Instruction: Transcribe each record exactly. Include every one.

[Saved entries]
** BEGIN **
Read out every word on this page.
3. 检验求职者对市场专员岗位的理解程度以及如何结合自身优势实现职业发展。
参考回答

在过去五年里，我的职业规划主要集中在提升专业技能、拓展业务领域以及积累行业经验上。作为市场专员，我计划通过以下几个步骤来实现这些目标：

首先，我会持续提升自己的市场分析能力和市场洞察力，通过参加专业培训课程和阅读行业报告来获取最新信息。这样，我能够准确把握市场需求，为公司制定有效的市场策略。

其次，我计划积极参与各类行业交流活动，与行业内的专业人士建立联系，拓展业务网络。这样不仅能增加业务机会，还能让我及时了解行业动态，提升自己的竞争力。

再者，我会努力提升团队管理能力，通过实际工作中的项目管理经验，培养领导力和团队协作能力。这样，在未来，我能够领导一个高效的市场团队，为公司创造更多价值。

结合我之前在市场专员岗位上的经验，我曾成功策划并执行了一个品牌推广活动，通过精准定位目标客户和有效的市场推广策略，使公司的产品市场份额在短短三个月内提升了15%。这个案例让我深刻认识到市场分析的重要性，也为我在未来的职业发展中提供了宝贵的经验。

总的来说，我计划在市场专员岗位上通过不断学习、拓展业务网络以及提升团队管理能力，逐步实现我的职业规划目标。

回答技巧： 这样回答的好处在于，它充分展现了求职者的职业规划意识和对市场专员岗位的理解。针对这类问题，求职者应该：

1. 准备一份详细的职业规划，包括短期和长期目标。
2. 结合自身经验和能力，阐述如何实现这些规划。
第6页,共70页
** END **
Complete response:
Read out every word on this page.
3. 检验求职者对市场专员岗位的理解程度以及如何结合自身优势实现职业发展。
参考回答

在过去五年里，我的职业规划主要集中在提升专业技能、拓展业务领域以及积累行业经验上。作为市场专员，我计划通过以下几个步骤来实现这些目标：

首先，我会持续提升自己的市场分析能力和市场洞察力，通过参加专业培训课程和阅读行业报告来获取最新信息。这样，我能够准确把握市场需求，为公司制定有效的市场策略。

其次，我计划积极参与各类行业交流活动，与行业内的专业人士建立联系，拓展业务网络。这样不仅能增加业务机会，还能让我及时了解行业动态，提升自己的竞争力。

再者，我会努力提升团队管理能力，通过实际工作中的项目管理经验，培养领导力和团队协作能力。这样，在未来，我能够领导一个高效的市场团队，为公司创造更多价值。

结合我之前在市场专员岗位上的经验，我曾成功策划并执行了一个品牌推广活动，通过精准定位目标客户和有效的市场推广策略，使公司的产品市场份额在短短三个月内提升了15%。这个案例让我深刻认识到市场分析的重要性，也为我在未来的职业发展中提供了宝贵的经验。

总的来说，我计划在市场专员岗位上通过不断学习、拓展业务网络以及提升团队管理能力，逐步实现我的职业规划目标。

回答技巧： 这样回答的好处在于，它充分展现了求职者的职业规划意识和对市场专员岗位的理解。针对这类问题，求职者应该：

1. 准备一份详细的职业规划，包括短期和长期目标。
2. 结合自身经验和能力，阐述如何实现这些规划。
第6页,共70页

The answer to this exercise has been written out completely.